Collect every line of the rows below that contains the string "chart", and copy each such line in full.

=-=-=

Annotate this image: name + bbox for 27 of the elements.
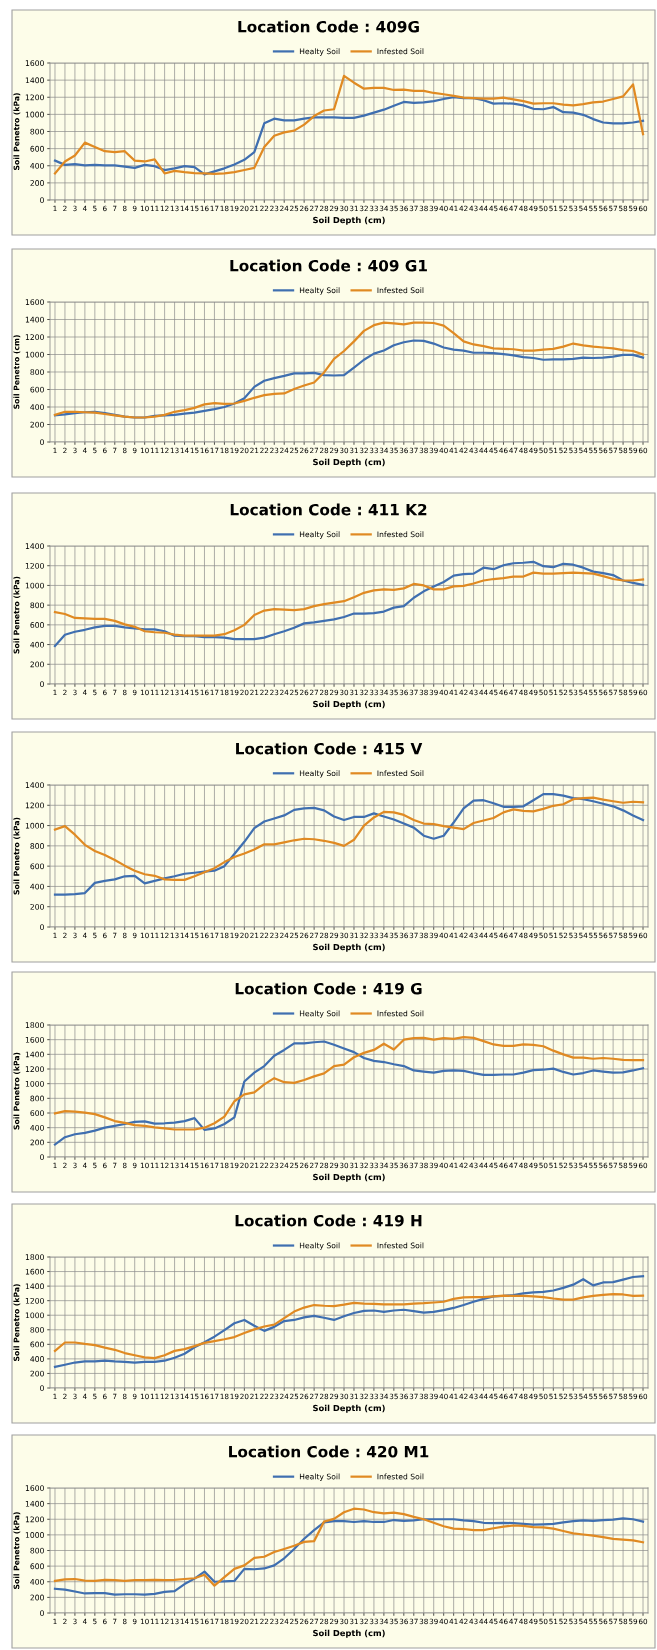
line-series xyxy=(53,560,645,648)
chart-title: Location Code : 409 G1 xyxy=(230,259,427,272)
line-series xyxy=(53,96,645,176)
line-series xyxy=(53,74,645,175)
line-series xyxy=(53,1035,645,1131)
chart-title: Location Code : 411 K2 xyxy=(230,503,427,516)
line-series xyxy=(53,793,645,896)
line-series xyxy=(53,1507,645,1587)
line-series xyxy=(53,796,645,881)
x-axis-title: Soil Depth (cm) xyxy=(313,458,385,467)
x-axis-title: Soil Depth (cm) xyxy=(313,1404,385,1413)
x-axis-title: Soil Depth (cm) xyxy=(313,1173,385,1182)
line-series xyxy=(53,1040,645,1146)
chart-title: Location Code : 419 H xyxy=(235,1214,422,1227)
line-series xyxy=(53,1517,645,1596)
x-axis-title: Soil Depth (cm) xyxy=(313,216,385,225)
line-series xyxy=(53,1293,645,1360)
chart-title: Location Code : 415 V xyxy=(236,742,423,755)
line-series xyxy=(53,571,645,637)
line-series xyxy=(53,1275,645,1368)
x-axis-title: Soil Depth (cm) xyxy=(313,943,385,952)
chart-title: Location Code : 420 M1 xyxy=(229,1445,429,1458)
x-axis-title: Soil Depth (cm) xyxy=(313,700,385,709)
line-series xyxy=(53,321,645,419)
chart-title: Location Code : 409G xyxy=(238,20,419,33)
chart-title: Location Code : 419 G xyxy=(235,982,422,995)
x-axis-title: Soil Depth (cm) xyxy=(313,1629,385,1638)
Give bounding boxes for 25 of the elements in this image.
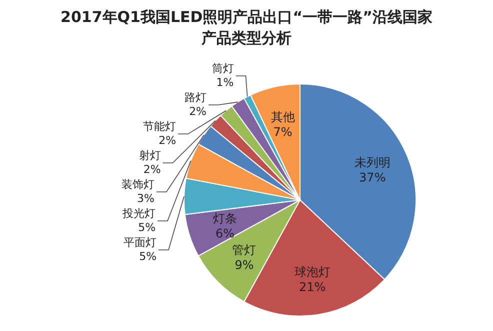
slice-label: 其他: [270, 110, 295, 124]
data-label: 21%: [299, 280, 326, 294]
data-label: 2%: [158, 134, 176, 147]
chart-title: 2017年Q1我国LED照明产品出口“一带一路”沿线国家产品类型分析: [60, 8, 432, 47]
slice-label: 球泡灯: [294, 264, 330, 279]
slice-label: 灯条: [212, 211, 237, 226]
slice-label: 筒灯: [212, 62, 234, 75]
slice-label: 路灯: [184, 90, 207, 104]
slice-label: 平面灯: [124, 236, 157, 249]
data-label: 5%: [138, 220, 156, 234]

=-=-=

* **THE RESPONSE**:
chart-title: Location Code : 409 G1 xyxy=(230,259,427,272)
chart-title: Location Code : 411 K2 xyxy=(230,503,427,516)
chart-title: Location Code : 419 H xyxy=(235,1214,422,1227)
chart-title: Location Code : 415 V xyxy=(236,742,423,755)
chart-title: Location Code : 420 M1 xyxy=(229,1445,429,1458)
chart-title: Location Code : 409G xyxy=(238,20,419,33)
chart-title: Location Code : 419 G xyxy=(235,982,422,995)
chart-title: 2017年Q1我国LED照明产品出口“一带一路”沿线国家产品类型分析: [60, 8, 432, 47]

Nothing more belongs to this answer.